------ ITEMS

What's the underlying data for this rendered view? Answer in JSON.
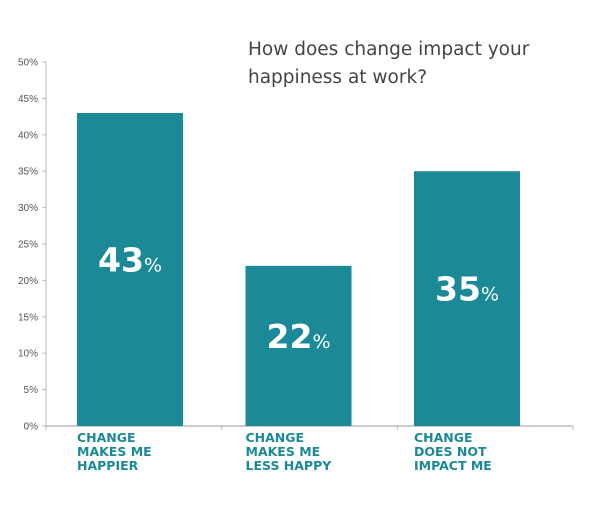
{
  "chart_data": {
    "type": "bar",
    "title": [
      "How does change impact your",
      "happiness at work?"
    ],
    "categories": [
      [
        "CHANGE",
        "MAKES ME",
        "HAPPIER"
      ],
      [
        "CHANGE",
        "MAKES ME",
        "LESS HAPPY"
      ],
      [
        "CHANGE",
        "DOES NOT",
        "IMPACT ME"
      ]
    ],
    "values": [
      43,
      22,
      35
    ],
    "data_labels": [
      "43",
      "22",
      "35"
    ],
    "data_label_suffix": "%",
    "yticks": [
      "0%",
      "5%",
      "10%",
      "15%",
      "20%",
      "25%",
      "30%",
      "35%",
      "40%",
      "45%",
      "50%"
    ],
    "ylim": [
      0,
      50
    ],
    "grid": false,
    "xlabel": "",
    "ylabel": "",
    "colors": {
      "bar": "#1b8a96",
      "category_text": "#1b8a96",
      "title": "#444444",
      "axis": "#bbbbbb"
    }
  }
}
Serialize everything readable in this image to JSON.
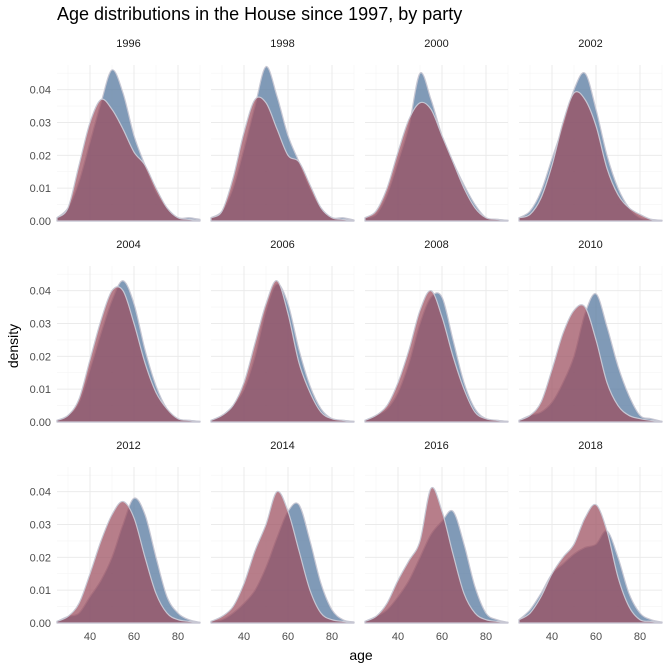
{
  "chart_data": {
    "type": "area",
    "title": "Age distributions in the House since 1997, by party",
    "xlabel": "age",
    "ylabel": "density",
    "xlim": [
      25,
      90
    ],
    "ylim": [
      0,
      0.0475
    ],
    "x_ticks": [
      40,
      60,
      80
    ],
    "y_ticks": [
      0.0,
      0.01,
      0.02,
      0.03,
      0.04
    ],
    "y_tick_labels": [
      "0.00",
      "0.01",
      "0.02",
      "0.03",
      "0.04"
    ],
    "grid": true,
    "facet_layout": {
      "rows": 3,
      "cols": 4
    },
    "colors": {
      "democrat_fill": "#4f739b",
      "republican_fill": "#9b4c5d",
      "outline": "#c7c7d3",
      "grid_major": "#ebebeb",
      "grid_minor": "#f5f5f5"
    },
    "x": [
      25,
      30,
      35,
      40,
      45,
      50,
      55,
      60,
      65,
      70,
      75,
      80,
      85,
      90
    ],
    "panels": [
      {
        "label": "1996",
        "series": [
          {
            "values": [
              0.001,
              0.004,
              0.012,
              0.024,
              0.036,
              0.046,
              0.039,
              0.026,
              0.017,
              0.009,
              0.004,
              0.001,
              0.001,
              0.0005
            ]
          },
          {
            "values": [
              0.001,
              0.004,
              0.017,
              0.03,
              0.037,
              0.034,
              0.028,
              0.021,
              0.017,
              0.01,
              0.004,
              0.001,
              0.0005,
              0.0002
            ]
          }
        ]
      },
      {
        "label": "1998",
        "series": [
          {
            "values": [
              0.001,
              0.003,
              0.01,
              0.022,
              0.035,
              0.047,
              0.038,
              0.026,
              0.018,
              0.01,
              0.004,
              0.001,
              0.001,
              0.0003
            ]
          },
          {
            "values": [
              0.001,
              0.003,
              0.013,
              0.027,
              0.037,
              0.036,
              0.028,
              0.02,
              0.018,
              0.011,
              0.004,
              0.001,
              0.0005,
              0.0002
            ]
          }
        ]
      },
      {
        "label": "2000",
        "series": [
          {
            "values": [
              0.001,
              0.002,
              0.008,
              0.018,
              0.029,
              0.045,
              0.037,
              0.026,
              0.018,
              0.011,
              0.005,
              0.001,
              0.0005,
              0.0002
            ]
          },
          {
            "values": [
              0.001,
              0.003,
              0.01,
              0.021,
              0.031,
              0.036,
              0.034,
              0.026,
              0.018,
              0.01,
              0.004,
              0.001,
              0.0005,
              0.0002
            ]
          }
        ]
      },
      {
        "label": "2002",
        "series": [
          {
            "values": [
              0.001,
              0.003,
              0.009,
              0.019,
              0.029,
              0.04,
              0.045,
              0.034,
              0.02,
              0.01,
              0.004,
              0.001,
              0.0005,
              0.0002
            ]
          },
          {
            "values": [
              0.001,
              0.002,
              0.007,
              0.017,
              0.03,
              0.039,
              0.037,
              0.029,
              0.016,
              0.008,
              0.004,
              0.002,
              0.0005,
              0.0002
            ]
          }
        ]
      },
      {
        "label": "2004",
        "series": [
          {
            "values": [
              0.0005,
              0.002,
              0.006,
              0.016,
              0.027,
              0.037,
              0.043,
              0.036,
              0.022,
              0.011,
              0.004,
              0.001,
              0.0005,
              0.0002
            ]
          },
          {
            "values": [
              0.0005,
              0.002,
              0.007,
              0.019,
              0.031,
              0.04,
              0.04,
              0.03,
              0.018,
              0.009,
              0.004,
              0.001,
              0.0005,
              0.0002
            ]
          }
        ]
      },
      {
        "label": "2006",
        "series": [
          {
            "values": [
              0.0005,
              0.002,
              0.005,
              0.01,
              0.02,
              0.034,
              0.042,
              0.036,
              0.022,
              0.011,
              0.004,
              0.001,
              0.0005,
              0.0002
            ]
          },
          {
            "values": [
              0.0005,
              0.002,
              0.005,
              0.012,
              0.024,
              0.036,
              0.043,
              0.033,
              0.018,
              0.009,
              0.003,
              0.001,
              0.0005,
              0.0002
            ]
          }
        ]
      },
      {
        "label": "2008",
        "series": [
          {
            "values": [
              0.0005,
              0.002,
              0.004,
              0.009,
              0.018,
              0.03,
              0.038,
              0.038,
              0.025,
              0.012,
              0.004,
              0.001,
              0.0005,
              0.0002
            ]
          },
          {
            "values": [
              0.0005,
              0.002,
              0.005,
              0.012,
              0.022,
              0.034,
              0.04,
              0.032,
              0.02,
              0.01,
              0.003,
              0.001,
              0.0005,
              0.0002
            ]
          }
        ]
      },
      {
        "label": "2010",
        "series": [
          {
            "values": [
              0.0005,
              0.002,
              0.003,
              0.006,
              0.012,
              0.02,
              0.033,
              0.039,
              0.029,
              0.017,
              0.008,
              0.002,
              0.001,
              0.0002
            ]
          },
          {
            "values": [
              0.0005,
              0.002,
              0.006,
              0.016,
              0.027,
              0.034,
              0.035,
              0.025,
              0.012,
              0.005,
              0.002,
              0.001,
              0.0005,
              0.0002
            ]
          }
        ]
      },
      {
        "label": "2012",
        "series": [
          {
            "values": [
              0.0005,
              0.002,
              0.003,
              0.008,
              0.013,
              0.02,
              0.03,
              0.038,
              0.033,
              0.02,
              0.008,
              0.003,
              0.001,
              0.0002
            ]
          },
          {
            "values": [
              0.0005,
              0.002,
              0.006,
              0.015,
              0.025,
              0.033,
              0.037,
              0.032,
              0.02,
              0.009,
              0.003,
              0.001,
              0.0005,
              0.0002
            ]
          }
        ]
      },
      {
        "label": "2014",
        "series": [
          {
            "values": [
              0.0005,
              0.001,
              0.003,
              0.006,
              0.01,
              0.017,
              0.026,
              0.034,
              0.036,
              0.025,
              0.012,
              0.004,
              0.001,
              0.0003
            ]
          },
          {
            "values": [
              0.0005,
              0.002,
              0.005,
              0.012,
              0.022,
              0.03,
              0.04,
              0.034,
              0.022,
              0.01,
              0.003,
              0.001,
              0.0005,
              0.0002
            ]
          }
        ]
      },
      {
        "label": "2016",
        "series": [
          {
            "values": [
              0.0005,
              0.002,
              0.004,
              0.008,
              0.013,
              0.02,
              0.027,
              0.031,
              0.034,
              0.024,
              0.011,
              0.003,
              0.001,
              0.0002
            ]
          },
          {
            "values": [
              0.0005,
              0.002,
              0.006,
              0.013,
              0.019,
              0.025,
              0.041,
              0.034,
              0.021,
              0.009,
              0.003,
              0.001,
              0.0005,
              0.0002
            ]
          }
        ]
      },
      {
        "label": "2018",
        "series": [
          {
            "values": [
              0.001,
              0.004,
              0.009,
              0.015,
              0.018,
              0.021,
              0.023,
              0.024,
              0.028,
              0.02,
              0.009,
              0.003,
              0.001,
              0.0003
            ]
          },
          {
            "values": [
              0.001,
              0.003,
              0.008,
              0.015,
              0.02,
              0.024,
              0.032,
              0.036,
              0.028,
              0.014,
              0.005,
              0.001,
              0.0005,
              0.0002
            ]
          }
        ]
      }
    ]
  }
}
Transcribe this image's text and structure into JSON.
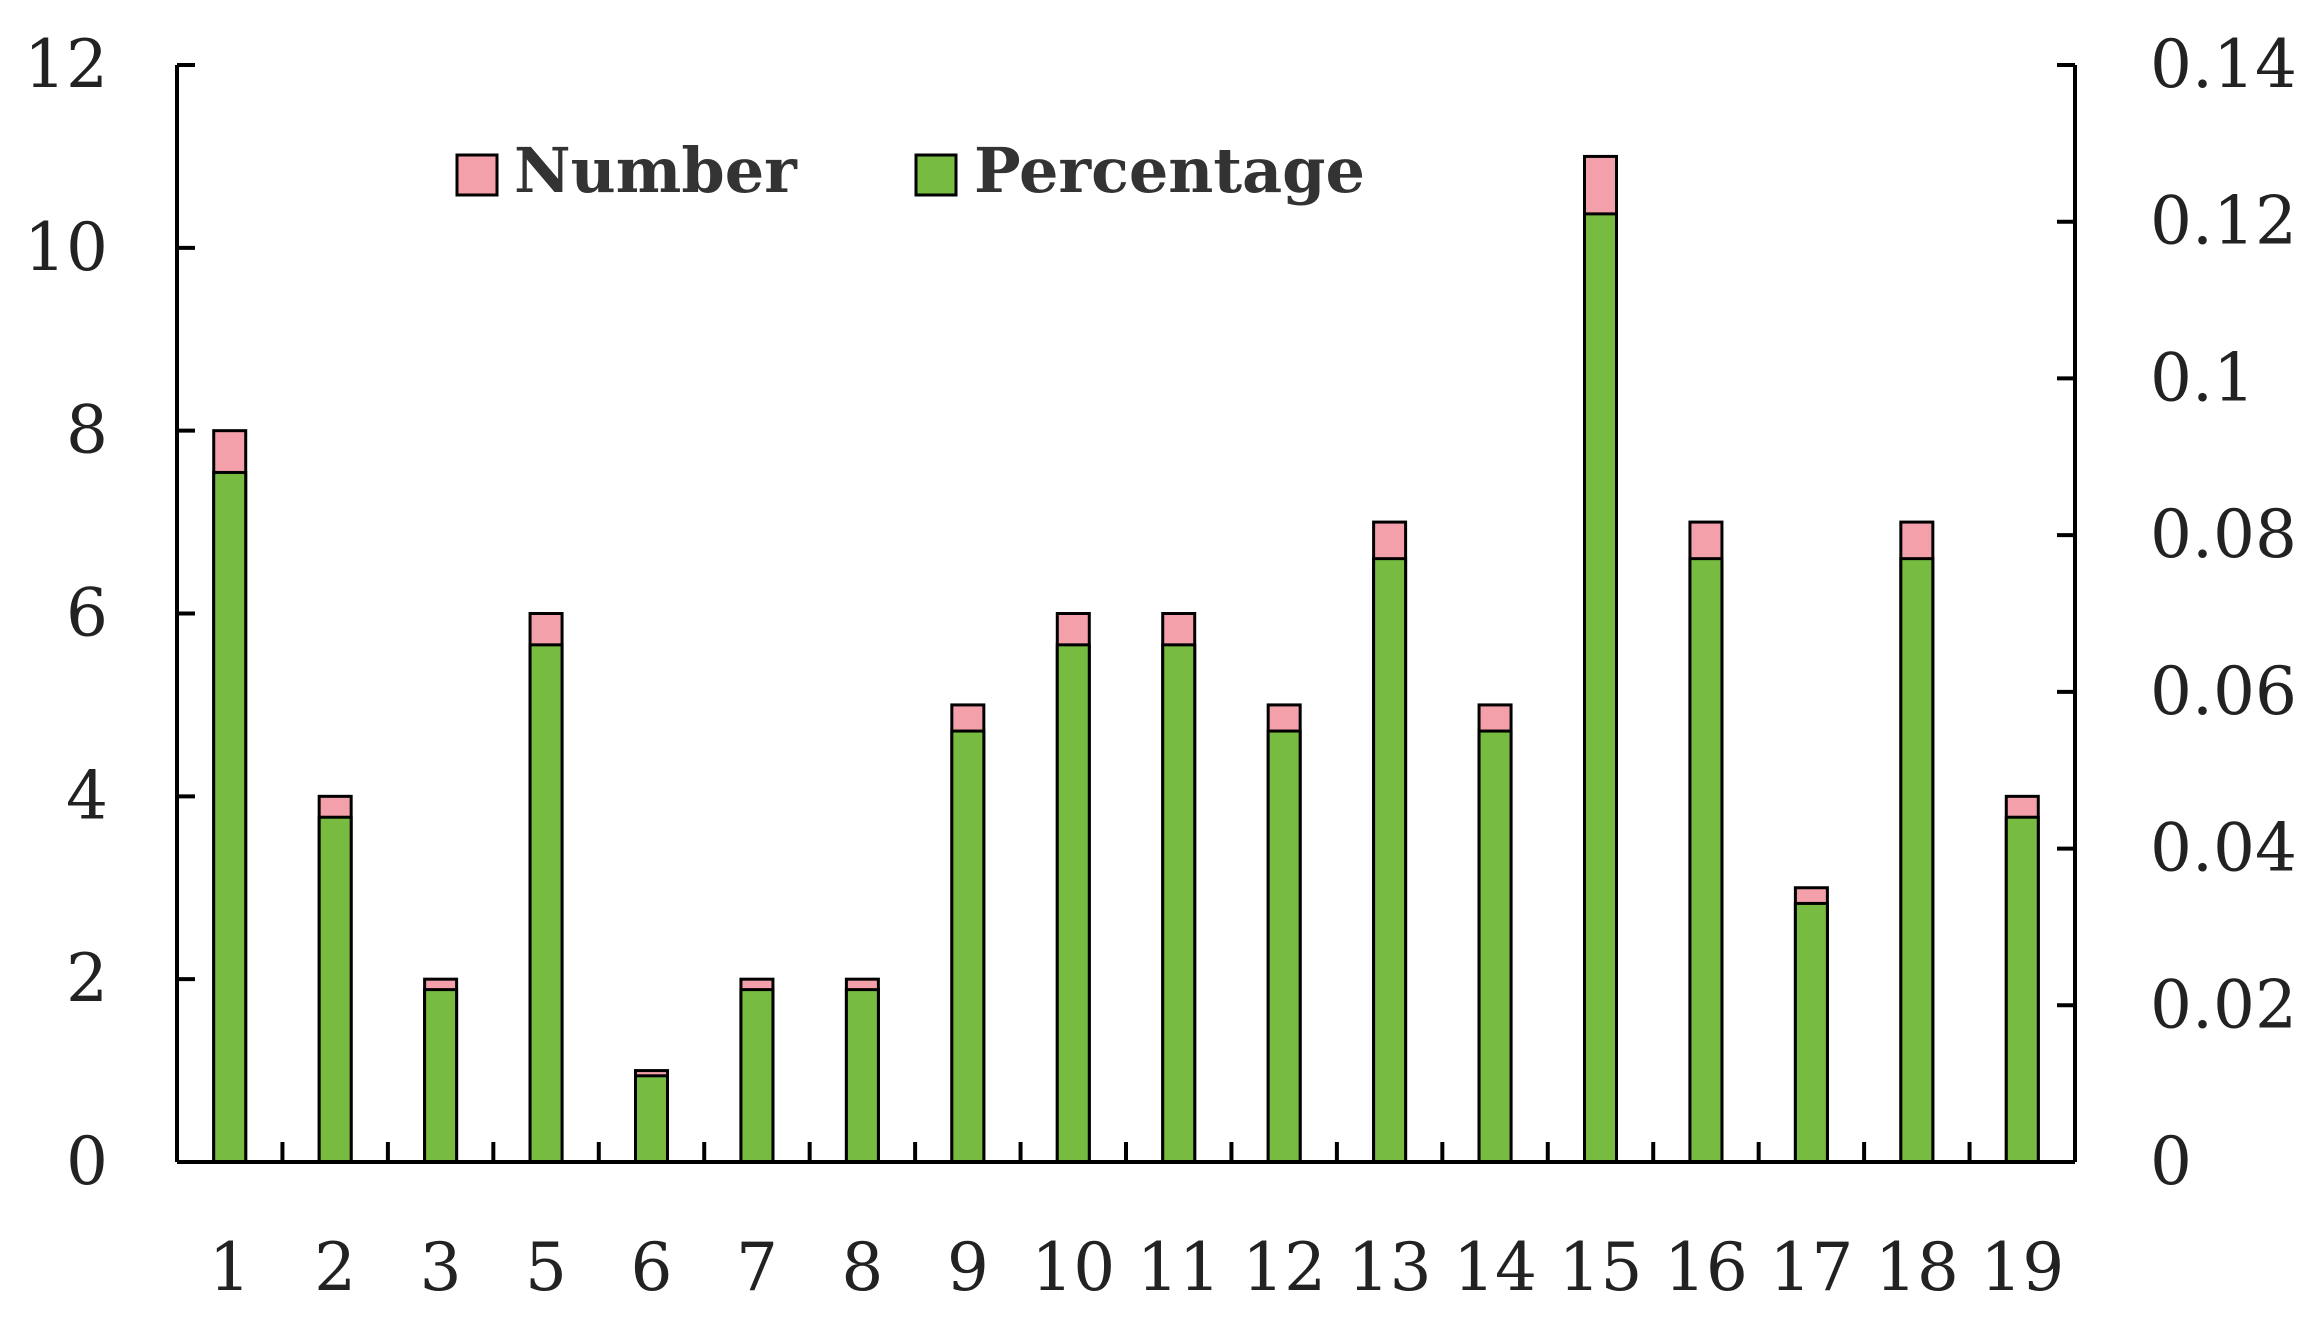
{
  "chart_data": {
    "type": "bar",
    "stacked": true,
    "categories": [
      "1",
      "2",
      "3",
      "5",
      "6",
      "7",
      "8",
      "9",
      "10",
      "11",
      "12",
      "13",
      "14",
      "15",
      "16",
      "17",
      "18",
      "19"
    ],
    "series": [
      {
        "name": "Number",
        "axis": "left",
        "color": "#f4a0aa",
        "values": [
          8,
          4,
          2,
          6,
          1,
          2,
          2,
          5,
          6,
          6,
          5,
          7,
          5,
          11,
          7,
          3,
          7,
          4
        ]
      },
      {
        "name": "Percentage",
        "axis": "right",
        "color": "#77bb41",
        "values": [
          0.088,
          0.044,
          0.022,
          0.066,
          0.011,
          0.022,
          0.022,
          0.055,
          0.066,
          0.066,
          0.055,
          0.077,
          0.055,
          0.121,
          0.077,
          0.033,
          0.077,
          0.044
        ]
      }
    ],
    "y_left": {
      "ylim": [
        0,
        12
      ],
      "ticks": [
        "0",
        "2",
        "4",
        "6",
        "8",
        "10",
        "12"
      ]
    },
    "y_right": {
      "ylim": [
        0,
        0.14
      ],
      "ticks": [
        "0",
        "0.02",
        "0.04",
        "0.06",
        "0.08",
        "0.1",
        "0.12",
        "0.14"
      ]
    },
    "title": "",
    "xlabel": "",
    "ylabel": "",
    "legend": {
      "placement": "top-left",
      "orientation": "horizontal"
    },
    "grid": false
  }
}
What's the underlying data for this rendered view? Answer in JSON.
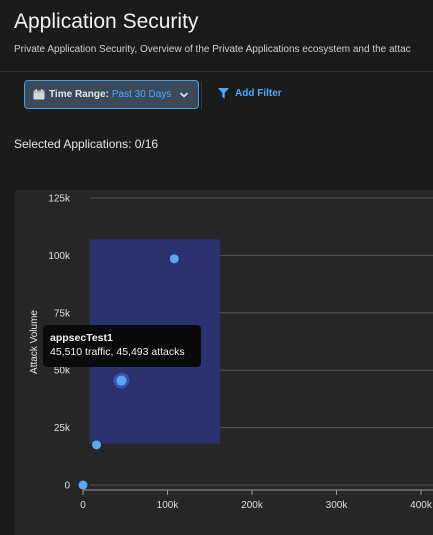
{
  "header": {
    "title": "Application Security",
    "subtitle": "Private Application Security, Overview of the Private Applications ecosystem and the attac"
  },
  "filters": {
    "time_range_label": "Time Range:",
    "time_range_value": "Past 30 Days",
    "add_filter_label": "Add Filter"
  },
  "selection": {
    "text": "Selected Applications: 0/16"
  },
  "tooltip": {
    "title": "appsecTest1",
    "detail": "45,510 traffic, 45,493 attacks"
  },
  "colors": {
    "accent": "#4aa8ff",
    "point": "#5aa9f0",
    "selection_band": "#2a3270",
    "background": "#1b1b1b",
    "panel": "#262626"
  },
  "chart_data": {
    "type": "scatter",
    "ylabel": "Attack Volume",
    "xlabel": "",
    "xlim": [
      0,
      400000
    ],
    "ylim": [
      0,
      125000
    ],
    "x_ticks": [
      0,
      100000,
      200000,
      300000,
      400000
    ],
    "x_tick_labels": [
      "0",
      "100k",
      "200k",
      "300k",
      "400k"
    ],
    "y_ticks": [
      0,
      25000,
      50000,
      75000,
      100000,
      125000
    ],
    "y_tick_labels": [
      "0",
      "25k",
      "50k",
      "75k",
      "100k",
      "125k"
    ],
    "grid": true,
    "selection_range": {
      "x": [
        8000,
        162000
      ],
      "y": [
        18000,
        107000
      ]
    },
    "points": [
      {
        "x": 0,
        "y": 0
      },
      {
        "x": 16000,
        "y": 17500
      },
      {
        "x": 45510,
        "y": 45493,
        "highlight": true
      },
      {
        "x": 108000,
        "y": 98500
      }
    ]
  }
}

------------

◆ **WHAT YOU ARE ASKED TO DO**
Exactly how many lines of the listing above contain the string "JSON"? Give no more than the number.

◆ **TASK RESPONSE**
4